[Data records]
※

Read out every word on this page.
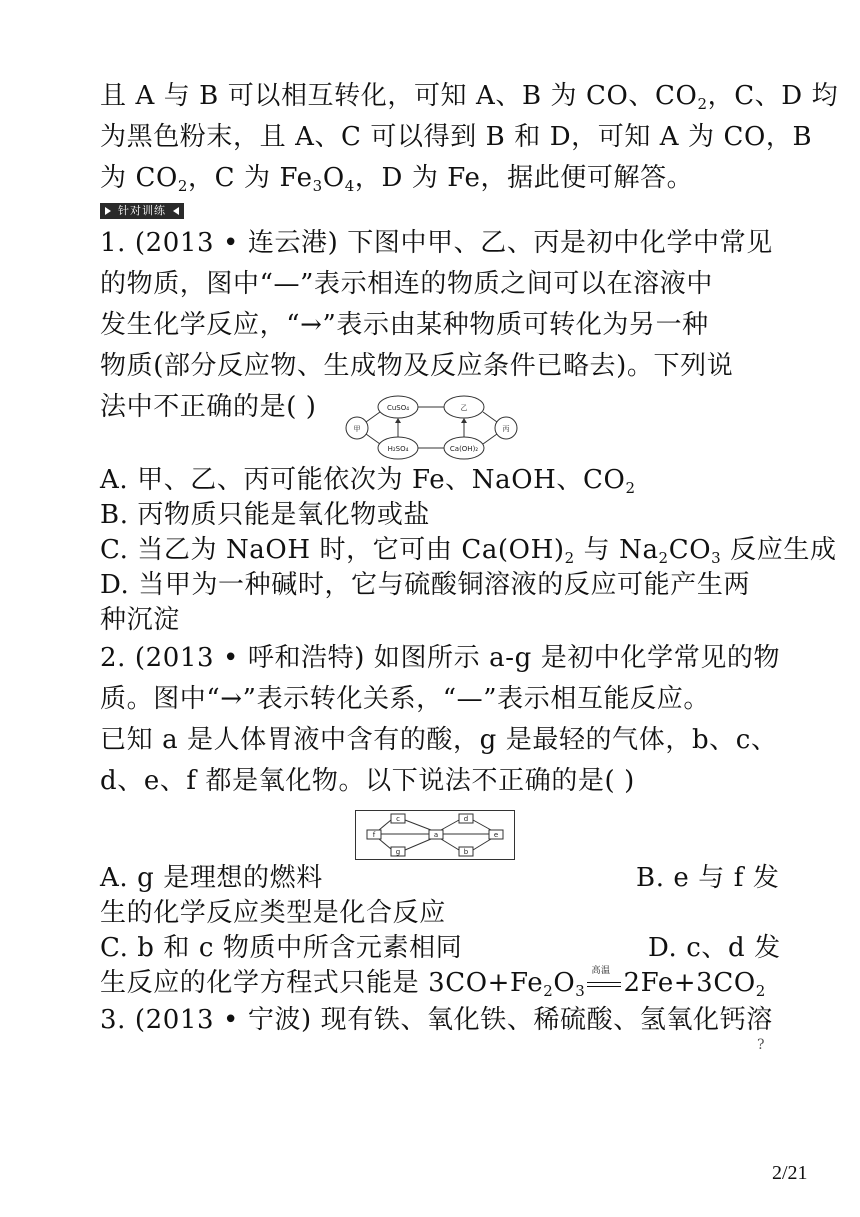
且 A 与 B 可以相互转化，可知 A、B 为 CO、$CO_2$，C、D 均
为黑色粉末，且 A、C 可以得到 B 和 D，可知 A 为 CO，B
为 $CO_2$，C 为 $Fe_3O_4$，D 为 Fe，据此便可解答。
针对训练
1. (2013 • 连云港) 下图中甲、乙、丙是初中化学中常见
的物质，图中“—”表示相连的物质之间可以在溶液中
发生化学反应，“→”表示由某种物质可转化为另一种
物质(部分反应物、生成物及反应条件已略去)。下列说
法中不正确的是( )
甲
CuSO₄	乙
H₂SO₄	Ca(OH)₂
丙
A. 甲、乙、丙可能依次为 Fe、NaOH、$CO_2$
B. 丙物质只能是氧化物或盐
C. 当乙为 NaOH 时，它可由 $Ca(OH)_2$ 与 $Na_2CO_3$ 反应生成
D. 当甲为一种碱时，它与硫酸铜溶液的反应可能产生两
种沉淀
2. (2013 • 呼和浩特) 如图所示 a-g 是初中化学常见的物
质。图中“→”表示转化关系，“—”表示相互能反应。
已知 a 是人体胃液中含有的酸，g 是最轻的气体，b、c、
d、e、f 都是氧化物。以下说法不正确的是( )
c	d
f	a	e
g	b
A. g 是理想的燃料	B. e 与 f 发
生的化学反应类型是化合反应
C. b 和 c 物质中所含元素相同	D. c、d 发
生反应的化学方程式只能是 $3CO+Fe_2O_3$
高温 $2Fe+3CO_2$
3. (2013 • 宁波) 现有铁、氧化铁、稀硫酸、氢氧化钙溶
?
2/21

※

§ **PROBLEM DESCRIPTION**: Quote all the lines above exactly as given. Do not include the pictures.

§ **EXERCISE OUTPUT**:
Read out every word on this page.
且 A 与 B 可以相互转化，可知 A、B 为 CO、$CO_2$，C、D 均
为黑色粉末，且 A、C 可以得到 B 和 D，可知 A 为 CO，B
为 $CO_2$，C 为 $Fe_3O_4$，D 为 Fe，据此便可解答。
针对训练
1. (2013 • 连云港) 下图中甲、乙、丙是初中化学中常见
的物质，图中“—”表示相连的物质之间可以在溶液中
发生化学反应，“→”表示由某种物质可转化为另一种
物质(部分反应物、生成物及反应条件已略去)。下列说
法中不正确的是( )
甲
CuSO₄	乙
H₂SO₄	Ca(OH)₂
丙
A. 甲、乙、丙可能依次为 Fe、NaOH、$CO_2$
B. 丙物质只能是氧化物或盐
C. 当乙为 NaOH 时，它可由 $Ca(OH)_2$ 与 $Na_2CO_3$ 反应生成
D. 当甲为一种碱时，它与硫酸铜溶液的反应可能产生两
种沉淀
2. (2013 • 呼和浩特) 如图所示 a-g 是初中化学常见的物
质。图中“→”表示转化关系，“—”表示相互能反应。
已知 a 是人体胃液中含有的酸，g 是最轻的气体，b、c、
d、e、f 都是氧化物。以下说法不正确的是( )
c	d
f	a	e
g	b
A. g 是理想的燃料	B. e 与 f 发
生的化学反应类型是化合反应
C. b 和 c 物质中所含元素相同	D. c、d 发
生反应的化学方程式只能是 $3CO+Fe_2O_3$
高温 $2Fe+3CO_2$
3. (2013 • 宁波) 现有铁、氧化铁、稀硫酸、氢氧化钙溶
?
2/21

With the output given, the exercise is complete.